===== Given entries
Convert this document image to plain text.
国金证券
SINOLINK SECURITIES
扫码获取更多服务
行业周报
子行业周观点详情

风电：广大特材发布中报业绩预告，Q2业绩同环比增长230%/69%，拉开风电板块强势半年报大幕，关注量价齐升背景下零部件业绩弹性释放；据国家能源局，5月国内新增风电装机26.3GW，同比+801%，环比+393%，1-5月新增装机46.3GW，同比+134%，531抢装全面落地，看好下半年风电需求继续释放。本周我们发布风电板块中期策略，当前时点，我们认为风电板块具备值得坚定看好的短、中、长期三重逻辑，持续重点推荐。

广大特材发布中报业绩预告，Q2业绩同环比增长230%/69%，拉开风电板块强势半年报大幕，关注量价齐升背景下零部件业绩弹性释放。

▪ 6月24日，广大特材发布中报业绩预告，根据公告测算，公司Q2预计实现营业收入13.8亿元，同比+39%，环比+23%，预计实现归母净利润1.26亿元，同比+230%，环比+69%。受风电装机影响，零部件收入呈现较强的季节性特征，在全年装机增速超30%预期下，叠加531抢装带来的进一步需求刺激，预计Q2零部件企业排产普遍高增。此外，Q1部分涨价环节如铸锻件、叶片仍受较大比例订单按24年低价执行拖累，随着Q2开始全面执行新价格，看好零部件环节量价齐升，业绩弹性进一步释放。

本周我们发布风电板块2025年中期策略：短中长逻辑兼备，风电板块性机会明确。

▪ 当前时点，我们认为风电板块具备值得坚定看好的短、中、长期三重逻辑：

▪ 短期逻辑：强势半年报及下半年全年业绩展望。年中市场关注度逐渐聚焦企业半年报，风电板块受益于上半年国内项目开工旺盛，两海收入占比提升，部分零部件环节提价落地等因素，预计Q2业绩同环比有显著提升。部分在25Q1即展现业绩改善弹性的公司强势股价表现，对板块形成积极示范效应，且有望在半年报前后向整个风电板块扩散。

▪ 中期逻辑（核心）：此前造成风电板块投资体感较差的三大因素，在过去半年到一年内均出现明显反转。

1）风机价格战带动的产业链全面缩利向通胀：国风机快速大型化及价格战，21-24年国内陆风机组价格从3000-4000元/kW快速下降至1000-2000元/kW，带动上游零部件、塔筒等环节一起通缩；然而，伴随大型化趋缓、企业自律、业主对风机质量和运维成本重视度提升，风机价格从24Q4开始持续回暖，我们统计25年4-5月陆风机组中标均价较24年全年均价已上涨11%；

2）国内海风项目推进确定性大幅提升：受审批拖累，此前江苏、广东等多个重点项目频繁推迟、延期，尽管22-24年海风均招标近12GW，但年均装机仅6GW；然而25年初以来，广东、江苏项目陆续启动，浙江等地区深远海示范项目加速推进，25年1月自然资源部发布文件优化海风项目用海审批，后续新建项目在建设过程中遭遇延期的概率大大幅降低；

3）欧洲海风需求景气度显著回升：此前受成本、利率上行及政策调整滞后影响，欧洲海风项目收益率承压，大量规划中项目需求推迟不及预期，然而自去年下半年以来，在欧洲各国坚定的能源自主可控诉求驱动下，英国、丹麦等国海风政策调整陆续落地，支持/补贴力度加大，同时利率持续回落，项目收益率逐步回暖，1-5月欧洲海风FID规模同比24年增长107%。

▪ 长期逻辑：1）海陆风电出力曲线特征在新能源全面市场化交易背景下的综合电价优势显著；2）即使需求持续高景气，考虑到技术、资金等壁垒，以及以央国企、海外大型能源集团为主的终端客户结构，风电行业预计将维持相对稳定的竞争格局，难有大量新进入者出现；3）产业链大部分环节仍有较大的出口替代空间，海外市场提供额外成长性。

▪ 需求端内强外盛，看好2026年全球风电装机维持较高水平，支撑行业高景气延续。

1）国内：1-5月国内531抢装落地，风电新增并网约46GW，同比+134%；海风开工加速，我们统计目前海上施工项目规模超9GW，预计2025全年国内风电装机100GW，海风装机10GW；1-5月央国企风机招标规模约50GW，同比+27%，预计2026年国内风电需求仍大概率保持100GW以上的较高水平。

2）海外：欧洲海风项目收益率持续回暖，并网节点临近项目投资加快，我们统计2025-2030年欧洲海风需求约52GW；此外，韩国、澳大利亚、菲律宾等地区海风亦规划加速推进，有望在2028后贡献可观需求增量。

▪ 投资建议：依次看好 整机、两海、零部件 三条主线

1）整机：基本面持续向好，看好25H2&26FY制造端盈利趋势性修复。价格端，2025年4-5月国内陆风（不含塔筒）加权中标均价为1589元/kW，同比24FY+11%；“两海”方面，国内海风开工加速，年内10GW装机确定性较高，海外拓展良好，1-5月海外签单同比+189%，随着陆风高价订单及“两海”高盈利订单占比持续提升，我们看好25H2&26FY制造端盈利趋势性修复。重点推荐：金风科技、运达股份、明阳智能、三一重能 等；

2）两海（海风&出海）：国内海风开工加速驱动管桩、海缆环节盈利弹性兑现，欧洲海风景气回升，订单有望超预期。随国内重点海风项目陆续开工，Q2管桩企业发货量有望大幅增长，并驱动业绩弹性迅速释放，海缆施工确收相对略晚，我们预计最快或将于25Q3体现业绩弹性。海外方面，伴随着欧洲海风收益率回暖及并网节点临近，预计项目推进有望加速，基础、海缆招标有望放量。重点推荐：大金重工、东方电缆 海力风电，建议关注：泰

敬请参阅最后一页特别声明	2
==========
Exercise aim: All of the entries must be quoted exactly; please include each one.

The completed task:
Convert this document image to plain text.
国金证券
SINOLINK SECURITIES
扫码获取更多服务
行业周报
子行业周观点详情

风电：广大特材发布中报业绩预告，Q2业绩同环比增长230%/69%，拉开风电板块强势半年报大幕，关注量价齐升背景下零部件业绩弹性释放；据国家能源局，5月国内新增风电装机26.3GW，同比+801%，环比+393%，1-5月新增装机46.3GW，同比+134%，531抢装全面落地，看好下半年风电需求继续释放。本周我们发布风电板块中期策略，当前时点，我们认为风电板块具备值得坚定看好的短、中、长期三重逻辑，持续重点推荐。

广大特材发布中报业绩预告，Q2业绩同环比增长230%/69%，拉开风电板块强势半年报大幕，关注量价齐升背景下零部件业绩弹性释放。

▪ 6月24日，广大特材发布中报业绩预告，根据公告测算，公司Q2预计实现营业收入13.8亿元，同比+39%，环比+23%，预计实现归母净利润1.26亿元，同比+230%，环比+69%。受风电装机影响，零部件收入呈现较强的季节性特征，在全年装机增速超30%预期下，叠加531抢装带来的进一步需求刺激，预计Q2零部件企业排产普遍高增。此外，Q1部分涨价环节如铸锻件、叶片仍受较大比例订单按24年低价执行拖累，随着Q2开始全面执行新价格，看好零部件环节量价齐升，业绩弹性进一步释放。

本周我们发布风电板块2025年中期策略：短中长逻辑兼备，风电板块性机会明确。

▪ 当前时点，我们认为风电板块具备值得坚定看好的短、中、长期三重逻辑：

▪ 短期逻辑：强势半年报及下半年全年业绩展望。年中市场关注度逐渐聚焦企业半年报，风电板块受益于上半年国内项目开工旺盛，两海收入占比提升，部分零部件环节提价落地等因素，预计Q2业绩同环比有显著提升。部分在25Q1即展现业绩改善弹性的公司强势股价表现，对板块形成积极示范效应，且有望在半年报前后向整个风电板块扩散。

▪ 中期逻辑（核心）：此前造成风电板块投资体感较差的三大因素，在过去半年到一年内均出现明显反转。

1）风机价格战带动的产业链全面缩利向通胀：国风机快速大型化及价格战，21-24年国内陆风机组价格从3000-4000元/kW快速下降至1000-2000元/kW，带动上游零部件、塔筒等环节一起通缩；然而，伴随大型化趋缓、企业自律、业主对风机质量和运维成本重视度提升，风机价格从24Q4开始持续回暖，我们统计25年4-5月陆风机组中标均价较24年全年均价已上涨11%；

2）国内海风项目推进确定性大幅提升：受审批拖累，此前江苏、广东等多个重点项目频繁推迟、延期，尽管22-24年海风均招标近12GW，但年均装机仅6GW；然而25年初以来，广东、江苏项目陆续启动，浙江等地区深远海示范项目加速推进，25年1月自然资源部发布文件优化海风项目用海审批，后续新建项目在建设过程中遭遇延期的概率大大幅降低；

3）欧洲海风需求景气度显著回升：此前受成本、利率上行及政策调整滞后影响，欧洲海风项目收益率承压，大量规划中项目需求推迟不及预期，然而自去年下半年以来，在欧洲各国坚定的能源自主可控诉求驱动下，英国、丹麦等国海风政策调整陆续落地，支持/补贴力度加大，同时利率持续回落，项目收益率逐步回暖，1-5月欧洲海风FID规模同比24年增长107%。

▪ 长期逻辑：1）海陆风电出力曲线特征在新能源全面市场化交易背景下的综合电价优势显著；2）即使需求持续高景气，考虑到技术、资金等壁垒，以及以央国企、海外大型能源集团为主的终端客户结构，风电行业预计将维持相对稳定的竞争格局，难有大量新进入者出现；3）产业链大部分环节仍有较大的出口替代空间，海外市场提供额外成长性。

▪ 需求端内强外盛，看好2026年全球风电装机维持较高水平，支撑行业高景气延续。

1）国内：1-5月国内531抢装落地，风电新增并网约46GW，同比+134%；海风开工加速，我们统计目前海上施工项目规模超9GW，预计2025全年国内风电装机100GW，海风装机10GW；1-5月央国企风机招标规模约50GW，同比+27%，预计2026年国内风电需求仍大概率保持100GW以上的较高水平。

2）海外：欧洲海风项目收益率持续回暖，并网节点临近项目投资加快，我们统计2025-2030年欧洲海风需求约52GW；此外，韩国、澳大利亚、菲律宾等地区海风亦规划加速推进，有望在2028后贡献可观需求增量。

▪ 投资建议：依次看好 整机、两海、零部件 三条主线

1）整机：基本面持续向好，看好25H2&26FY制造端盈利趋势性修复。价格端，2025年4-5月国内陆风（不含塔筒）加权中标均价为1589元/kW，同比24FY+11%；“两海”方面，国内海风开工加速，年内10GW装机确定性较高，海外拓展良好，1-5月海外签单同比+189%，随着陆风高价订单及“两海”高盈利订单占比持续提升，我们看好25H2&26FY制造端盈利趋势性修复。重点推荐：金风科技、运达股份、明阳智能、三一重能 等；

2）两海（海风&出海）：国内海风开工加速驱动管桩、海缆环节盈利弹性兑现，欧洲海风景气回升，订单有望超预期。随国内重点海风项目陆续开工，Q2管桩企业发货量有望大幅增长，并驱动业绩弹性迅速释放，海缆施工确收相对略晚，我们预计最快或将于25Q3体现业绩弹性。海外方面，伴随着欧洲海风收益率回暖及并网节点临近，预计项目推进有望加速，基础、海缆招标有望放量。重点推荐：大金重工、东方电缆 海力风电，建议关注：泰

敬请参阅最后一页特别声明	2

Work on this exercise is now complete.